Task details: What is the number of lines in the entries that include the word "value"? Respond with the number only.

Dataset rows:
= = = = = = =
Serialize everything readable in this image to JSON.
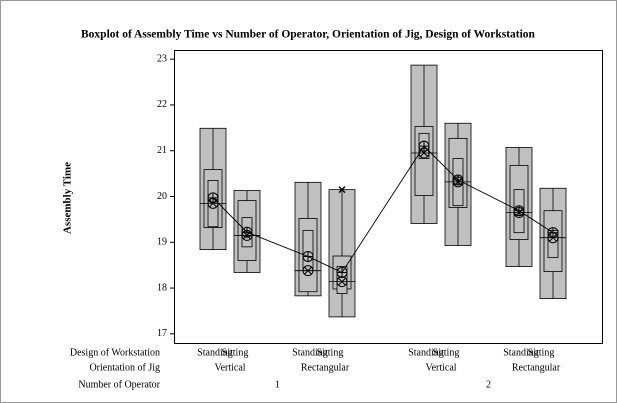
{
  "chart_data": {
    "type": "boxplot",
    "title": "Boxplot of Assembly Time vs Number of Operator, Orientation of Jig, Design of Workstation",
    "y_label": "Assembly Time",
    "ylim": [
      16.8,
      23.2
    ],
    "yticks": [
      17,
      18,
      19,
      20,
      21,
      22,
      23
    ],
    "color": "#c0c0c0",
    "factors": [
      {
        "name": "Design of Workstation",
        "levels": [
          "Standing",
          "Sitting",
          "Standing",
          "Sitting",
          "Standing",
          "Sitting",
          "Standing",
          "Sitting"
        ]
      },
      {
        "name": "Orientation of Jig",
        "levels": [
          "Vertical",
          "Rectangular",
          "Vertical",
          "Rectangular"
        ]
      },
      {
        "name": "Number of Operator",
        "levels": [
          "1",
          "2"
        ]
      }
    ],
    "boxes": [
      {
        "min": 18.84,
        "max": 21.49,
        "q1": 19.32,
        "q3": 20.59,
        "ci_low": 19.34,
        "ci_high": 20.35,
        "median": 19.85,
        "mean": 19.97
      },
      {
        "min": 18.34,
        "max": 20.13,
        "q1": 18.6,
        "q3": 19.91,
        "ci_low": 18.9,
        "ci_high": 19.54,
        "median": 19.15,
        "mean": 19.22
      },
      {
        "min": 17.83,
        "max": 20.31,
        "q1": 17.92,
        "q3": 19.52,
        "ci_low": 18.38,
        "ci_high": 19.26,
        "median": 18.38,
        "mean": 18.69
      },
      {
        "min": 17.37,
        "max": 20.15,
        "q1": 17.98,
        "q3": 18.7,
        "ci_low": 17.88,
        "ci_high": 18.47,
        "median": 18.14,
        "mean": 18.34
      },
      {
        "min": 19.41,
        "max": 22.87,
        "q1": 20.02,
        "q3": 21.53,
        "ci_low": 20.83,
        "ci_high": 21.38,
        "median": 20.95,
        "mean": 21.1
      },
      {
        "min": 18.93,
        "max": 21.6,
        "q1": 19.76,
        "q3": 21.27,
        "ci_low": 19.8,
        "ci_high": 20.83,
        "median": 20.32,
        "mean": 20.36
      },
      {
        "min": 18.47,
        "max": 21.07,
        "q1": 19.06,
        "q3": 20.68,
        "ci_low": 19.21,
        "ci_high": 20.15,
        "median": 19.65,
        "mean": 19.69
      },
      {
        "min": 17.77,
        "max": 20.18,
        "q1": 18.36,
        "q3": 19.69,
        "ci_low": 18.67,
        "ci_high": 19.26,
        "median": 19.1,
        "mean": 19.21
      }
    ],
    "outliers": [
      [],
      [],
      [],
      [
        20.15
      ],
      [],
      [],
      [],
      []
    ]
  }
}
= = = = = = =
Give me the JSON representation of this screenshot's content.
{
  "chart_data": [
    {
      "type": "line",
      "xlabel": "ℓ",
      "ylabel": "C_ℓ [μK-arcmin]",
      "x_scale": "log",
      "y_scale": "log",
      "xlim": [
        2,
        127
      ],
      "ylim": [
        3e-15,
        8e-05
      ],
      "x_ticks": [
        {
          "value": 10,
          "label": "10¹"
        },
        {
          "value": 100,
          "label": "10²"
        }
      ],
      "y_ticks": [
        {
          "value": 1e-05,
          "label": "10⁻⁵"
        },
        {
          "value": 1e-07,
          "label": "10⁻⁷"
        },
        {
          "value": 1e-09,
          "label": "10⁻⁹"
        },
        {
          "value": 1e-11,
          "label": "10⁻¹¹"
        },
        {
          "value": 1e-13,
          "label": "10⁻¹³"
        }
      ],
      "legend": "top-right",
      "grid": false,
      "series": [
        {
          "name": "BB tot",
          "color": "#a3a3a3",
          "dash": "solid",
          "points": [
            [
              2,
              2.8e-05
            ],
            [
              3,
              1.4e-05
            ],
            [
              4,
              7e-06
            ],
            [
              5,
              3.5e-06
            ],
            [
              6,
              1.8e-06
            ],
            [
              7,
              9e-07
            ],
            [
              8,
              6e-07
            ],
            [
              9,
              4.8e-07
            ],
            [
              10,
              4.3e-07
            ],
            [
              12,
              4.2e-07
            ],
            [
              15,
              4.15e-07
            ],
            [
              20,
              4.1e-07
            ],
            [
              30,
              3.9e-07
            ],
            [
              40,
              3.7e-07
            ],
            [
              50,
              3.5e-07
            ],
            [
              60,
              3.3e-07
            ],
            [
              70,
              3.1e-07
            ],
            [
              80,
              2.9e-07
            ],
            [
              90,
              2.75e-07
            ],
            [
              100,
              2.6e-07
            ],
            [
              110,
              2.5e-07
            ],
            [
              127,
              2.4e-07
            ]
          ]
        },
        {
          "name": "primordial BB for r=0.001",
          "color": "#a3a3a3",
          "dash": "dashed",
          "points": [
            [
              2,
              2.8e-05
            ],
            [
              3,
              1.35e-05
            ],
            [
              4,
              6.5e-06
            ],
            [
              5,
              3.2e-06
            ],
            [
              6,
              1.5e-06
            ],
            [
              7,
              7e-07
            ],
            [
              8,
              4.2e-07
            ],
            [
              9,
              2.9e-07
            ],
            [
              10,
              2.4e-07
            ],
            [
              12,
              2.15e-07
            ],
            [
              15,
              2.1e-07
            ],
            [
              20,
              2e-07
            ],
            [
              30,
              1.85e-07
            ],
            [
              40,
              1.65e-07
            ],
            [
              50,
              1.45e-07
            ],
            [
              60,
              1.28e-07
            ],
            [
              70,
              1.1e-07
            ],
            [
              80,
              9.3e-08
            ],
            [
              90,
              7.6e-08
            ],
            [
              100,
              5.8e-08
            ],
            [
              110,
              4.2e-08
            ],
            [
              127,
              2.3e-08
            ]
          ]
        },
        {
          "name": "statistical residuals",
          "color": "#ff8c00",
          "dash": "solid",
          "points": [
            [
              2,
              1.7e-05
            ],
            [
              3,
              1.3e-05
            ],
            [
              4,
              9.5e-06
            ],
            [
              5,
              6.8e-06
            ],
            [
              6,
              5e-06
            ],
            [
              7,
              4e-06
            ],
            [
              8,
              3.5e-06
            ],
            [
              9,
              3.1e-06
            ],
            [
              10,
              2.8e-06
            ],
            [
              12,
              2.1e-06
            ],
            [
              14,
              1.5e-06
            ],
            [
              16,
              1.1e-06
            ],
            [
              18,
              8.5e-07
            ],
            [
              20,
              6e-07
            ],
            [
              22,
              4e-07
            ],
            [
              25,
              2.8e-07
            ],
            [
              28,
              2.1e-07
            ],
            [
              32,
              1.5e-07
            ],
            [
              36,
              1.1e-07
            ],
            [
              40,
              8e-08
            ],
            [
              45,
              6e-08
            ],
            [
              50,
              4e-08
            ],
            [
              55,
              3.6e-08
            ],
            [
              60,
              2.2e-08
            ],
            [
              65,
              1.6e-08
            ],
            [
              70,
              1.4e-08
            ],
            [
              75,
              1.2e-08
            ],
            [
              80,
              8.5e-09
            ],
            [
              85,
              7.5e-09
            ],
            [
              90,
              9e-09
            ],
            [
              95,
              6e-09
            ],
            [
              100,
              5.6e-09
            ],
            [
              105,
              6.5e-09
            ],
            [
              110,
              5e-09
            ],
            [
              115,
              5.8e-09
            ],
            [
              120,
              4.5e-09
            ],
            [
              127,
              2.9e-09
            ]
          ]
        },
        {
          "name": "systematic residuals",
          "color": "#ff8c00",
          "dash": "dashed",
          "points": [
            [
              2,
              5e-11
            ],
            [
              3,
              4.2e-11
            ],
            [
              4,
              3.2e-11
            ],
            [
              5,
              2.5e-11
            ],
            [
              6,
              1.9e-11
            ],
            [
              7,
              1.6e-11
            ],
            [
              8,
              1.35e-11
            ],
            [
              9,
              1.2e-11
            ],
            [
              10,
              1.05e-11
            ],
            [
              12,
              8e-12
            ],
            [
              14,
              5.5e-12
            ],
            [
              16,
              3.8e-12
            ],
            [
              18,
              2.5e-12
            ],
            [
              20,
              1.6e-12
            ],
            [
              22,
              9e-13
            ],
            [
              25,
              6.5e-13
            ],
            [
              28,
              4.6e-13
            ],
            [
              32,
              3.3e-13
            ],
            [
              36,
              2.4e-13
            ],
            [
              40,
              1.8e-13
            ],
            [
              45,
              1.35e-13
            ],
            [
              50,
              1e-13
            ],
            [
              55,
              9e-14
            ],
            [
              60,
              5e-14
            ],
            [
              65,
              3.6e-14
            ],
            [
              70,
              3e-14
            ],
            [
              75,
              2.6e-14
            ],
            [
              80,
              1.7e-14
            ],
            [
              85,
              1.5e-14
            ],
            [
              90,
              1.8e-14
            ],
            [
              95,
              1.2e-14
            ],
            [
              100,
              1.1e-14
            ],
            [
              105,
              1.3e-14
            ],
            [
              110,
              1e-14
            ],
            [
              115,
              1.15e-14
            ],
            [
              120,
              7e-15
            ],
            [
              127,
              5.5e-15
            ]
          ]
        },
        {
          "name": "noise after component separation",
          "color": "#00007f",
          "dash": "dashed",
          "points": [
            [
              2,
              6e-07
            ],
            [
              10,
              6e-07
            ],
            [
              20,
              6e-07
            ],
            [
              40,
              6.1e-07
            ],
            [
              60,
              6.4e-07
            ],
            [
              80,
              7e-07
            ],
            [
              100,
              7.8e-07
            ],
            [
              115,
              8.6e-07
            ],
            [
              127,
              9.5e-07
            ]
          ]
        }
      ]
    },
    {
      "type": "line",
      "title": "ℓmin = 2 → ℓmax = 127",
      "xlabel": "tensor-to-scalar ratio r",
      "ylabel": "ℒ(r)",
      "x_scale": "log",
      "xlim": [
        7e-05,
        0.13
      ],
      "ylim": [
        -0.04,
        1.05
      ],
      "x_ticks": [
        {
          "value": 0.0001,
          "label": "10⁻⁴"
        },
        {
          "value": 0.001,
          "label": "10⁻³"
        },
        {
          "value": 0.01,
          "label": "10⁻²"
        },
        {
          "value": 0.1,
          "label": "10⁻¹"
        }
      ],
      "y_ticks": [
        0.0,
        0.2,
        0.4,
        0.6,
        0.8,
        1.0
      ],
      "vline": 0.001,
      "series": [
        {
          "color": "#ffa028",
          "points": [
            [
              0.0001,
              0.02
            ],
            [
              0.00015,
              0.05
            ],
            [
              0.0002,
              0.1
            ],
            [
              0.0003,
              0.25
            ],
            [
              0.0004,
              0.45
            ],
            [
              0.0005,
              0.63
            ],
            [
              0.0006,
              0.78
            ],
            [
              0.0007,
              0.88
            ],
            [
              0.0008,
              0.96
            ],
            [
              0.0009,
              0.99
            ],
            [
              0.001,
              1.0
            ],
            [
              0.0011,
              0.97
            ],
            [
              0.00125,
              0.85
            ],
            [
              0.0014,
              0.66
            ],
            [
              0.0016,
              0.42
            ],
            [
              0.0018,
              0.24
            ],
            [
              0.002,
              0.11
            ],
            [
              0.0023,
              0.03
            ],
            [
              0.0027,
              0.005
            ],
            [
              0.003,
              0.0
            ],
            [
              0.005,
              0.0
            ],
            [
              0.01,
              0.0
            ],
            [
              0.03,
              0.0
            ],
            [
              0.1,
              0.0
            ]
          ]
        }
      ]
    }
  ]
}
= = = = = = =
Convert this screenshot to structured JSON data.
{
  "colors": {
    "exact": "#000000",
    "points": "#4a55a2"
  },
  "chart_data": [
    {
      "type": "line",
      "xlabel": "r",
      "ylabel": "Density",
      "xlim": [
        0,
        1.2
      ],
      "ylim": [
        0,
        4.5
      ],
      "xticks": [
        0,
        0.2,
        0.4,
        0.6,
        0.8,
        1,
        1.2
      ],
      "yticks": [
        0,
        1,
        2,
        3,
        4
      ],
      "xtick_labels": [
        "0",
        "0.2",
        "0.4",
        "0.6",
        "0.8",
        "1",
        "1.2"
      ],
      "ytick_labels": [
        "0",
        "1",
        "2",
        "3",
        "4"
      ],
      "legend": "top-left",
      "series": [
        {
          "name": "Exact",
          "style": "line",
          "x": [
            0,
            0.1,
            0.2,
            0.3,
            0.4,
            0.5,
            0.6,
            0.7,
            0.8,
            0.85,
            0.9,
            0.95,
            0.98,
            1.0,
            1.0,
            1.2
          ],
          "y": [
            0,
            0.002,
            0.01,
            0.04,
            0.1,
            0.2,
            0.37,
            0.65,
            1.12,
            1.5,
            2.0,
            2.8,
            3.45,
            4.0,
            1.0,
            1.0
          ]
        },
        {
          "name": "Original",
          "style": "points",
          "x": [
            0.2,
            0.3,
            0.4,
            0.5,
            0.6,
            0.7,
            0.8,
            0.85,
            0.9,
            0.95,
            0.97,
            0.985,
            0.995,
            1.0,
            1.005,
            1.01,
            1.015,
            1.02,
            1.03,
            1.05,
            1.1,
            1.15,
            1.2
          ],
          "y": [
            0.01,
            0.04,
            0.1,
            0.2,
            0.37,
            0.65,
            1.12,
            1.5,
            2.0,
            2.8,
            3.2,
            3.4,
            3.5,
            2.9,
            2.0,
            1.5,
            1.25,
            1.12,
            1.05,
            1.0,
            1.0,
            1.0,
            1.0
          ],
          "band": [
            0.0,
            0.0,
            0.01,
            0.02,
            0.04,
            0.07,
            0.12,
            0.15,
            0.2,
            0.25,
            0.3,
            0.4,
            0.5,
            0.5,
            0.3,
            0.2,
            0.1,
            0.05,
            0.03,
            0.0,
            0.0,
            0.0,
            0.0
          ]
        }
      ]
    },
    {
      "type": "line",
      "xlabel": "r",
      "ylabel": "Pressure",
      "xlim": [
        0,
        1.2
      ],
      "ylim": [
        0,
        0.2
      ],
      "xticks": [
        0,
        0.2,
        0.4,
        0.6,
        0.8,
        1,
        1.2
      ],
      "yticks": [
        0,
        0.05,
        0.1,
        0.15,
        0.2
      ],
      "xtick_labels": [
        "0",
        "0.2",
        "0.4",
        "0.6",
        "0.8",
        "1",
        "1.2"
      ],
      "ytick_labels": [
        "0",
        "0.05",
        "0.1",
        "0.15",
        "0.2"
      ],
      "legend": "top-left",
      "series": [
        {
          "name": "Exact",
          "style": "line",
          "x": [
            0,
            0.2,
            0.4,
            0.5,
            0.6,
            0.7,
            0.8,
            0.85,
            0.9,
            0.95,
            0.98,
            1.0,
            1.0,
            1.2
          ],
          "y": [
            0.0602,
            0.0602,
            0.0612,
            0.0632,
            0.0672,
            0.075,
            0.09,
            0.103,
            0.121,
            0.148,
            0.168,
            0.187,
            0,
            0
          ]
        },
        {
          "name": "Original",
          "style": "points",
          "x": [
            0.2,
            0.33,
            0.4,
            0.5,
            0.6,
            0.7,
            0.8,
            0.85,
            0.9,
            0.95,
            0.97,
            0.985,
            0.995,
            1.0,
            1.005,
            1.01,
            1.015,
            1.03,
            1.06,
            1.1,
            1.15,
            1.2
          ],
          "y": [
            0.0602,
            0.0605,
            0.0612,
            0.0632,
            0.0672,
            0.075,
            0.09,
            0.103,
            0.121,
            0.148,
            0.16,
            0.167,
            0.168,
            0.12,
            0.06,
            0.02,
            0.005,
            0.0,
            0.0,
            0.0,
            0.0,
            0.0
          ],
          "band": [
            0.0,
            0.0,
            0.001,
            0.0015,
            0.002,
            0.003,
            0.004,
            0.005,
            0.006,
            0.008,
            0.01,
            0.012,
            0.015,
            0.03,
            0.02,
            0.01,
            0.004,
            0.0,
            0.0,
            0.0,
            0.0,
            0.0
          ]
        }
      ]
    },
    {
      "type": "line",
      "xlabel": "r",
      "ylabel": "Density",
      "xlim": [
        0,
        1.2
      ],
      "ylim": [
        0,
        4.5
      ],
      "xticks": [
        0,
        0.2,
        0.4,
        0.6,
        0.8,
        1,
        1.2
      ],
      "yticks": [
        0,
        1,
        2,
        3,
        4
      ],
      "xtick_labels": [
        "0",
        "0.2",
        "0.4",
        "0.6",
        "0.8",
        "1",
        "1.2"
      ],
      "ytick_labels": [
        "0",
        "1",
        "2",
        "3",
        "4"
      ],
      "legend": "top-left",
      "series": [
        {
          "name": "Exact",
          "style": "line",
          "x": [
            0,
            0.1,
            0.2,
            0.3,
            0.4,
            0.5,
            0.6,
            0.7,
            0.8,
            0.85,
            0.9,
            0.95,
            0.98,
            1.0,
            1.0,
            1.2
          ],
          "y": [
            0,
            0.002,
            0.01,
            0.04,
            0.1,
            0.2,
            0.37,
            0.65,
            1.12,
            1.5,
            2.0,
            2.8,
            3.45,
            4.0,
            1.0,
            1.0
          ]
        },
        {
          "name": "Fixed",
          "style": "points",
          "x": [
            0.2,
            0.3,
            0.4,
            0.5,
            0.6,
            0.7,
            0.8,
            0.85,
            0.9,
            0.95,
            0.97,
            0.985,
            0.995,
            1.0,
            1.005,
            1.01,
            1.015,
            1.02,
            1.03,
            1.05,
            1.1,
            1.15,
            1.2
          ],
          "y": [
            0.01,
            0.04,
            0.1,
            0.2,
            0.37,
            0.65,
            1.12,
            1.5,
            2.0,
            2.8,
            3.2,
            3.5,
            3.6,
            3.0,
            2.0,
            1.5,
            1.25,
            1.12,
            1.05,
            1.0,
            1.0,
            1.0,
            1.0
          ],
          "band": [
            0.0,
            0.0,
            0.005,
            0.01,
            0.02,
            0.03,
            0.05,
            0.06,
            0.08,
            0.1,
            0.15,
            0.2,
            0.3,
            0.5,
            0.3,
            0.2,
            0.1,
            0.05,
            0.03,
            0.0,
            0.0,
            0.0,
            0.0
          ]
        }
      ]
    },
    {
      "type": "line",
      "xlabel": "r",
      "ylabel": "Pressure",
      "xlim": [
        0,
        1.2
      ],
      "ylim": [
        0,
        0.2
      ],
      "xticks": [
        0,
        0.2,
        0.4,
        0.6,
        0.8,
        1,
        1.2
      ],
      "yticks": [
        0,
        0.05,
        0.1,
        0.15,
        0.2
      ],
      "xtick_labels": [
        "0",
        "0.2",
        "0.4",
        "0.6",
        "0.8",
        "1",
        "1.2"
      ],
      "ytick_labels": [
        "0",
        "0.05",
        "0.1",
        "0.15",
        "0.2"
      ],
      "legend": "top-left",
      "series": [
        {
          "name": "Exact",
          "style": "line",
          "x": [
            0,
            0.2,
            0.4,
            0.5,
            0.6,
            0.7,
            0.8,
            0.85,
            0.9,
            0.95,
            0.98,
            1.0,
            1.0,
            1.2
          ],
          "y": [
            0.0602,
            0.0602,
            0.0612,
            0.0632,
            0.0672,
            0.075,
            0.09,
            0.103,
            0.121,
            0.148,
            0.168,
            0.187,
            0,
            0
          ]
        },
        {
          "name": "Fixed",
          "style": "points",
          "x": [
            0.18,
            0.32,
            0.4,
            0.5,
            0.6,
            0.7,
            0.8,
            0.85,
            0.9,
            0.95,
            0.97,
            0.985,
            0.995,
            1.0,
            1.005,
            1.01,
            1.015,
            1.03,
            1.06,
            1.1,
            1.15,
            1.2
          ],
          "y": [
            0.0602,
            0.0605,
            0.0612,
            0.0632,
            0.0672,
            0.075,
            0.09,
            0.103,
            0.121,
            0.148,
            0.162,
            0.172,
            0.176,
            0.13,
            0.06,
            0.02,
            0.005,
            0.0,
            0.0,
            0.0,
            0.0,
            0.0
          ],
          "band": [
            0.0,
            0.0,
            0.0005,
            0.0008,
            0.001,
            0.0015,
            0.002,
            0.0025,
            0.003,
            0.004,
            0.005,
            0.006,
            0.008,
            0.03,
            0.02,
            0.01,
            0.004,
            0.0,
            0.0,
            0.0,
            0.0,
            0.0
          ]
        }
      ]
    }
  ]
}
= = = = = = =
Answer in full: 11